— BEGIN —

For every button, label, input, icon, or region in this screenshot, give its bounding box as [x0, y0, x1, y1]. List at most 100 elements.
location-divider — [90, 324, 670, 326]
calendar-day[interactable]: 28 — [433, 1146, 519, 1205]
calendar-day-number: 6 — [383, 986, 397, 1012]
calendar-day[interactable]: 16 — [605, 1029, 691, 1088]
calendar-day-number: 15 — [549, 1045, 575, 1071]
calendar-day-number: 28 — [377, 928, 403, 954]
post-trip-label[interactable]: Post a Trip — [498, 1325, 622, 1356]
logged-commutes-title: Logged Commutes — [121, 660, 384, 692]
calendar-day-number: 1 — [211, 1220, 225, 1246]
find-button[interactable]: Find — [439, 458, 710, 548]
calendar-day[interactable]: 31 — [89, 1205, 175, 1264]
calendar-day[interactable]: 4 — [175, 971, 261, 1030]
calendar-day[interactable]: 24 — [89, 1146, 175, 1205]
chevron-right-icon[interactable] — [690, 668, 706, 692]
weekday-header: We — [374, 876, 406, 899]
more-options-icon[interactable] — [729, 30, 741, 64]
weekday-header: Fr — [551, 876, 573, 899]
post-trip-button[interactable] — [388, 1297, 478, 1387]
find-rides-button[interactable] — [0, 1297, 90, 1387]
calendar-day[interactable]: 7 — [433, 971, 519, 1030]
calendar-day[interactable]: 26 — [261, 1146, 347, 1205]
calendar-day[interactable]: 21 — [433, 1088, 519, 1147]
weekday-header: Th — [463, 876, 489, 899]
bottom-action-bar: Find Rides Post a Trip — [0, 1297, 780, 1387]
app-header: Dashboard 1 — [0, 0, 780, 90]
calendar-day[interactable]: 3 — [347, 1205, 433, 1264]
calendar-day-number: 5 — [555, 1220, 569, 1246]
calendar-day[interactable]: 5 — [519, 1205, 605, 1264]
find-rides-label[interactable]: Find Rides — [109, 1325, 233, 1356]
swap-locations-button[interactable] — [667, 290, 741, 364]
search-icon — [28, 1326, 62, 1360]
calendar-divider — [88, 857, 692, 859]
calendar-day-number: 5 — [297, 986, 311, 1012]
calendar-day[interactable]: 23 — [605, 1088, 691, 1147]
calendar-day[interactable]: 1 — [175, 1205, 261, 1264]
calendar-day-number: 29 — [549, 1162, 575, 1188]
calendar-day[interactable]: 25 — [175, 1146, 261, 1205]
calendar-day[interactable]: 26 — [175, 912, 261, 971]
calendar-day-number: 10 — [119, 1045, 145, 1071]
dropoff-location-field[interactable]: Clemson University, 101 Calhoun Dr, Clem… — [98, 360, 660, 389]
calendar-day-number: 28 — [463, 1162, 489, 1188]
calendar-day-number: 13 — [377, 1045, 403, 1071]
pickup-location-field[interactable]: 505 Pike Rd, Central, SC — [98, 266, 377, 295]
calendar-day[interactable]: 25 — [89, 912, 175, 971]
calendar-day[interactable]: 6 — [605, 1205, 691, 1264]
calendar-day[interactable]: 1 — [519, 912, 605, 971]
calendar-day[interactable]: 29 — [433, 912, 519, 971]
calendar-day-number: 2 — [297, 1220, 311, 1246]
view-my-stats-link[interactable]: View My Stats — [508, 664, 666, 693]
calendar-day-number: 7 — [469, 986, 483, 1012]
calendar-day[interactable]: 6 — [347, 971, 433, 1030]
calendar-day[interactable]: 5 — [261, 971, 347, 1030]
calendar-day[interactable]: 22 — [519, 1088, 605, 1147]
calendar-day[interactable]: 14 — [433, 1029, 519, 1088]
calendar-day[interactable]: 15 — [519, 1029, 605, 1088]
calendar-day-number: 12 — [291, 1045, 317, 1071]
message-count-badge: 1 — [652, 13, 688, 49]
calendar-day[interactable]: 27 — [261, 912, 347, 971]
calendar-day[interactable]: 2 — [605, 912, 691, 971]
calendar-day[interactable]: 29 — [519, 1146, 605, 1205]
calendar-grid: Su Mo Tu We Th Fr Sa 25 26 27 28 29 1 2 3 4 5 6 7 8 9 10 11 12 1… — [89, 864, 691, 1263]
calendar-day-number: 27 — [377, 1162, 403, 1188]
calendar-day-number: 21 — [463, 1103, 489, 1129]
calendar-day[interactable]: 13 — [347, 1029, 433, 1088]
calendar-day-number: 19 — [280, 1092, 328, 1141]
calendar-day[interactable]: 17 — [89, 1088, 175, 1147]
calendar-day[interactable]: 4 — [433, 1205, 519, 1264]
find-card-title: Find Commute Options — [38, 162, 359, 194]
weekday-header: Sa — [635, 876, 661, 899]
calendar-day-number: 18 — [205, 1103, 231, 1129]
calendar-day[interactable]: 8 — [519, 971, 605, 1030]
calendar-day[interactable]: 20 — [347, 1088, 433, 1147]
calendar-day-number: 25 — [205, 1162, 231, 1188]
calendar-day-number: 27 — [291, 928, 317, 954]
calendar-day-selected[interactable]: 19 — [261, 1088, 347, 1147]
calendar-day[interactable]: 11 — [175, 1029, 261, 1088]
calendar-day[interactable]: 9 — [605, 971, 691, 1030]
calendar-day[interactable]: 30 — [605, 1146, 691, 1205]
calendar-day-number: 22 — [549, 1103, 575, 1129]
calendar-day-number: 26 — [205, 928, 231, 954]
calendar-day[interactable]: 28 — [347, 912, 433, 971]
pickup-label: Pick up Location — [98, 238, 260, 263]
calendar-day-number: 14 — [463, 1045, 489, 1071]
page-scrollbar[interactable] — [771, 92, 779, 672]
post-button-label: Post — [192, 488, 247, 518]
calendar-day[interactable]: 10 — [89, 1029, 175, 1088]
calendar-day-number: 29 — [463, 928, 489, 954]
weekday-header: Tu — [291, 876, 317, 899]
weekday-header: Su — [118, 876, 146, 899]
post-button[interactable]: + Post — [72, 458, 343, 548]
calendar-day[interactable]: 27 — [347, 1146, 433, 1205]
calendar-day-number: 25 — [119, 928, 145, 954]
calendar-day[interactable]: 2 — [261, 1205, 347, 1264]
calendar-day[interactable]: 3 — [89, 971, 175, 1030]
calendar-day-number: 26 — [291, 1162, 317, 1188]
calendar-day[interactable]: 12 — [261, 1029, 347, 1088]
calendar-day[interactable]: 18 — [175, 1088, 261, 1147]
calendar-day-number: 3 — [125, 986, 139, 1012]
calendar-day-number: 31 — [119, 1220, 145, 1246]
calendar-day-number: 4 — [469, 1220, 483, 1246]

— END —

* **AIM OF THE EXERCISE**:
Show each line of the listing above that contains the string "header", copying those lines in full.

* **WORKED SOLUTION**:
weekday-header: We — [374, 876, 406, 899]
weekday-header: Fr — [551, 876, 573, 899]
weekday-header: Th — [463, 876, 489, 899]
app-header: Dashboard 1 — [0, 0, 780, 90]
weekday-header: Sa — [635, 876, 661, 899]
weekday-header: Tu — [291, 876, 317, 899]
weekday-header: Su — [118, 876, 146, 899]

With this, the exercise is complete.